What you have to do:
Quote the data below in full, minus the images.

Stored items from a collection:
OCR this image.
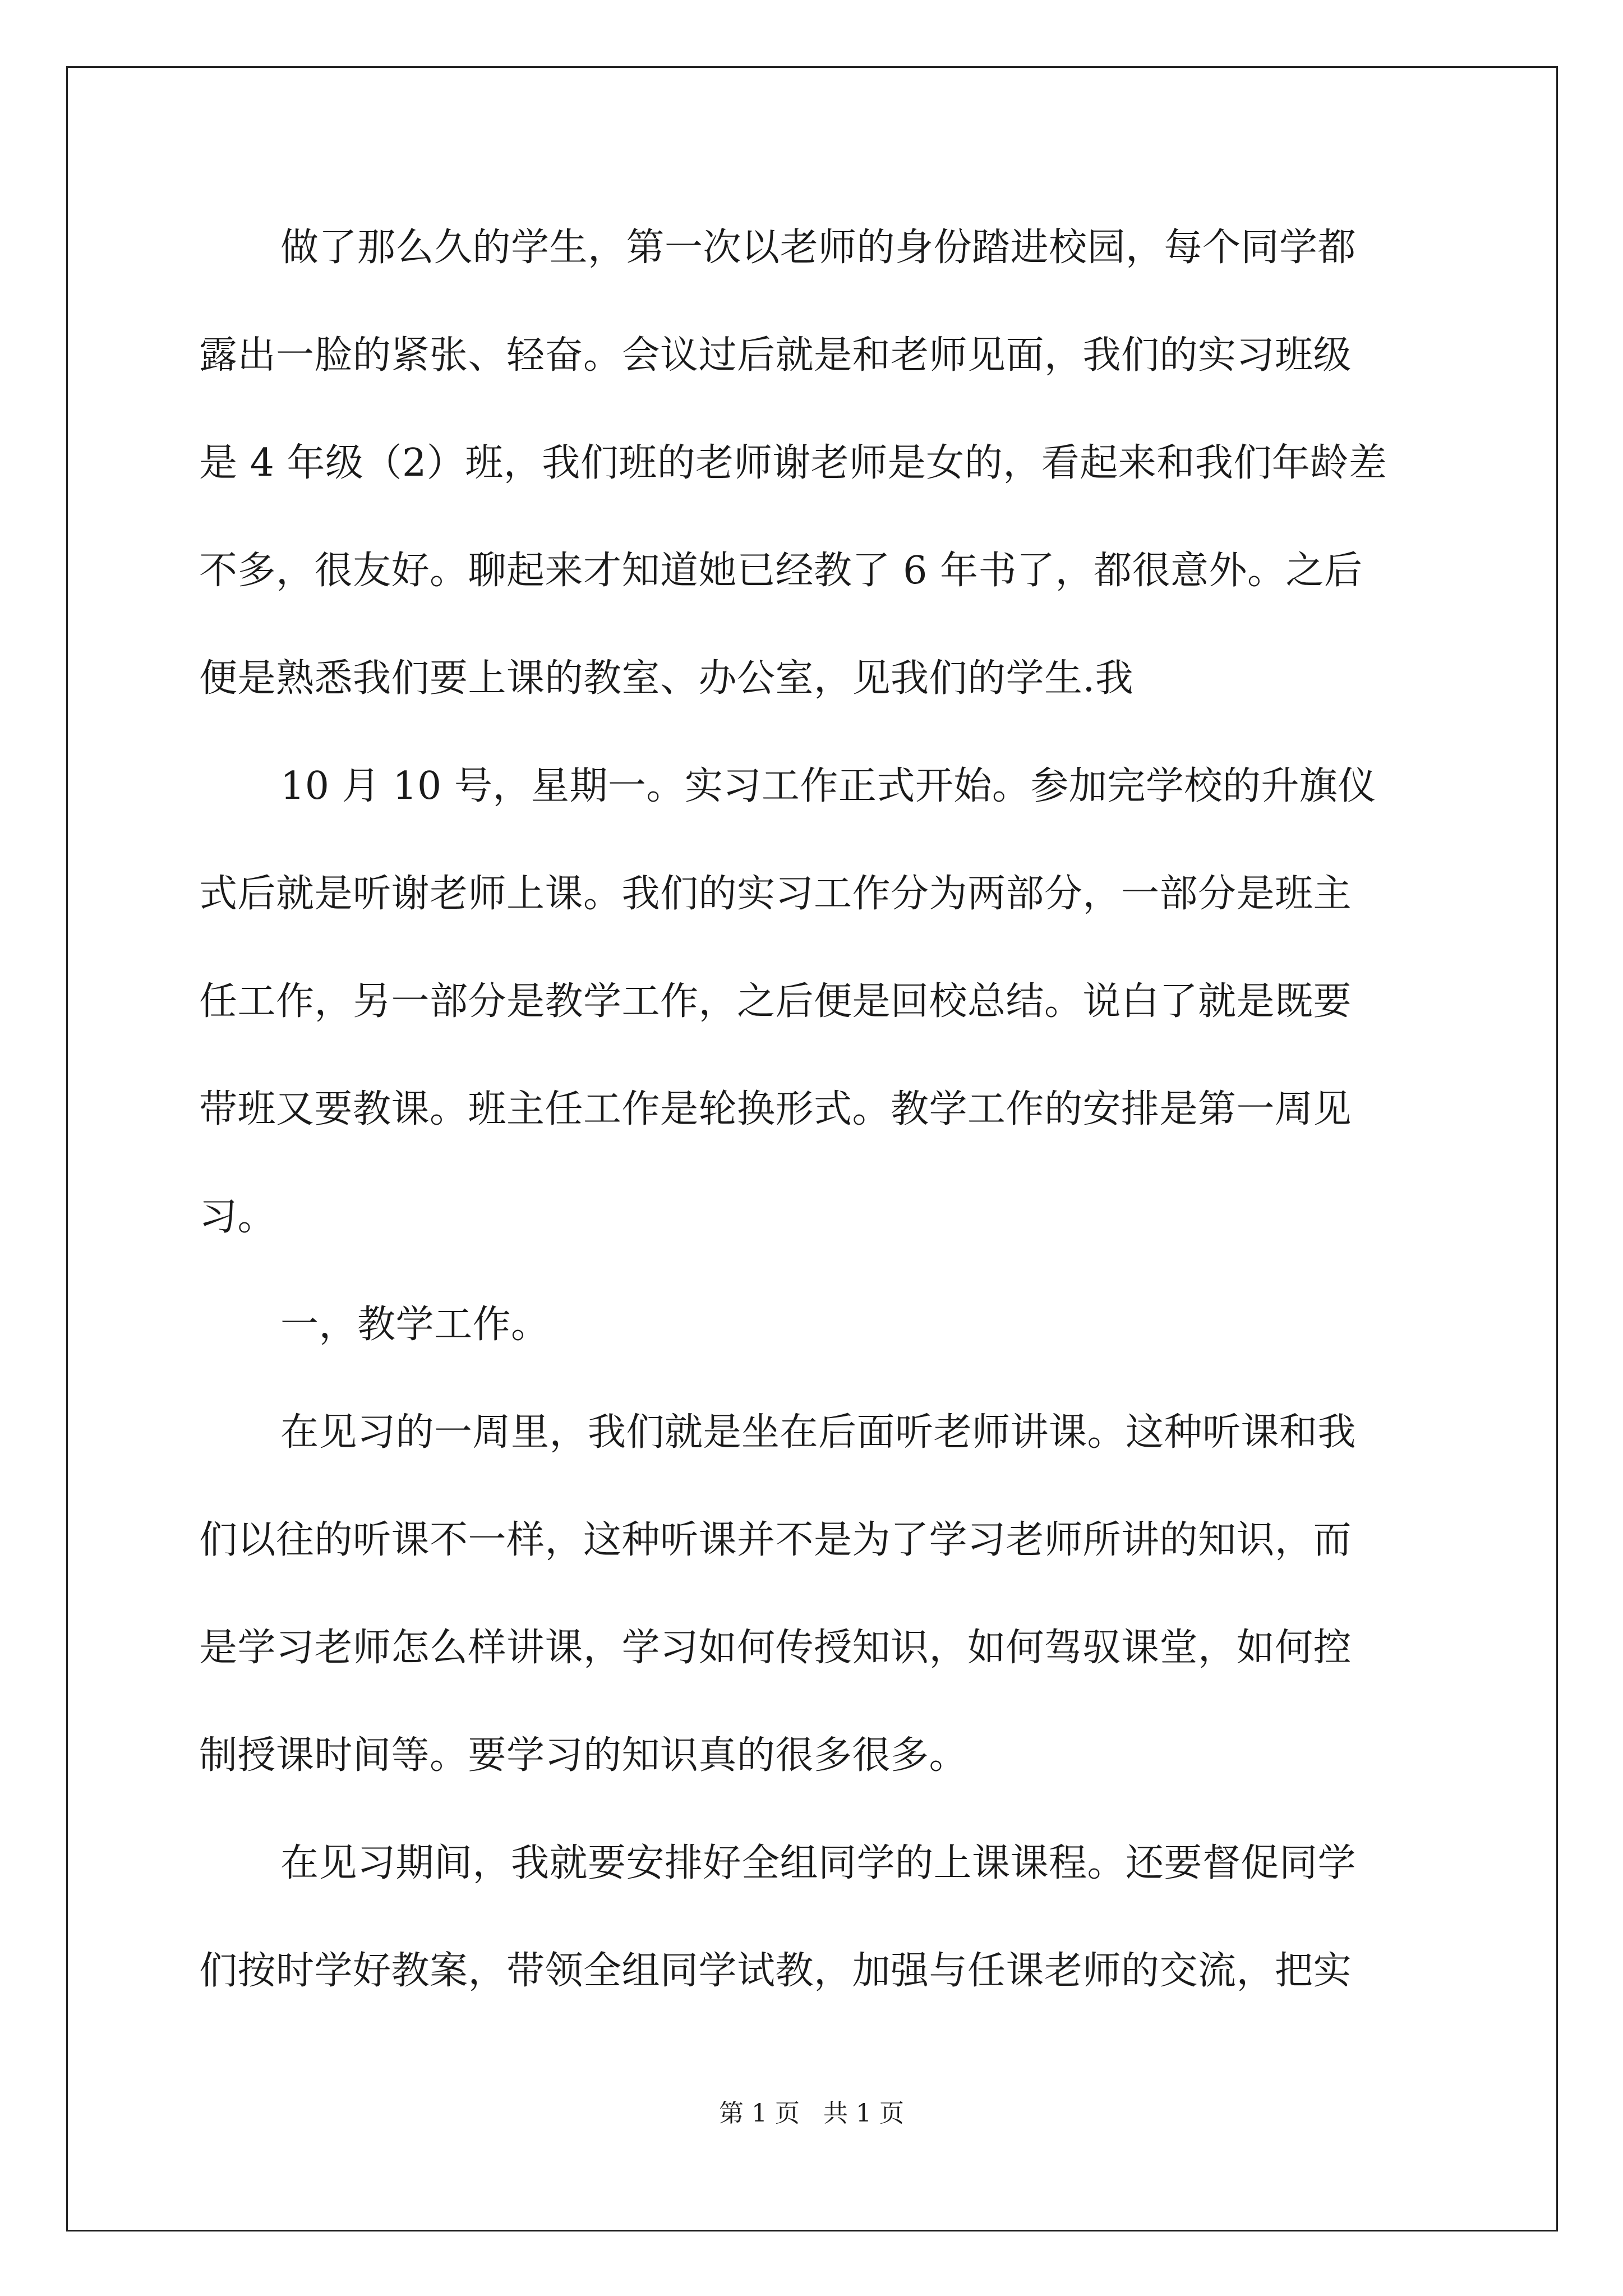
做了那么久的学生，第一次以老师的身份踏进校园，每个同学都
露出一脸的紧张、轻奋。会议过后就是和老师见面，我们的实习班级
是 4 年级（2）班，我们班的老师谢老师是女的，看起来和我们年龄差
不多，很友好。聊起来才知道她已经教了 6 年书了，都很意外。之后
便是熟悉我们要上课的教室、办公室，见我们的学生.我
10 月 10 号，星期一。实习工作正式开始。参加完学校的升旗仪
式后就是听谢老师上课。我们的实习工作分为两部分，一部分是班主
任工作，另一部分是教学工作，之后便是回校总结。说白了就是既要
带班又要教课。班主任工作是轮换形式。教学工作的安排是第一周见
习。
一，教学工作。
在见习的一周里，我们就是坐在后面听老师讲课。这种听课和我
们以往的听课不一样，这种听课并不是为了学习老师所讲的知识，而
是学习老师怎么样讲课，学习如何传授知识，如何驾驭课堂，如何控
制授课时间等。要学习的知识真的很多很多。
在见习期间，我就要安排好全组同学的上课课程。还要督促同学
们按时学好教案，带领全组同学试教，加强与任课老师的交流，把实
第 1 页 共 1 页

Result:
OCR this image.
做了那么久的学生，第一次以老师的身份踏进校园，每个同学都
露出一脸的紧张、轻奋。会议过后就是和老师见面，我们的实习班级
是 4 年级（2）班，我们班的老师谢老师是女的，看起来和我们年龄差
不多，很友好。聊起来才知道她已经教了 6 年书了，都很意外。之后
便是熟悉我们要上课的教室、办公室，见我们的学生.我
10 月 10 号，星期一。实习工作正式开始。参加完学校的升旗仪
式后就是听谢老师上课。我们的实习工作分为两部分，一部分是班主
任工作，另一部分是教学工作，之后便是回校总结。说白了就是既要
带班又要教课。班主任工作是轮换形式。教学工作的安排是第一周见
习。
一，教学工作。
在见习的一周里，我们就是坐在后面听老师讲课。这种听课和我
们以往的听课不一样，这种听课并不是为了学习老师所讲的知识，而
是学习老师怎么样讲课，学习如何传授知识，如何驾驭课堂，如何控
制授课时间等。要学习的知识真的很多很多。
在见习期间，我就要安排好全组同学的上课课程。还要督促同学
们按时学好教案，带领全组同学试教，加强与任课老师的交流，把实
第 1 页 共 1 页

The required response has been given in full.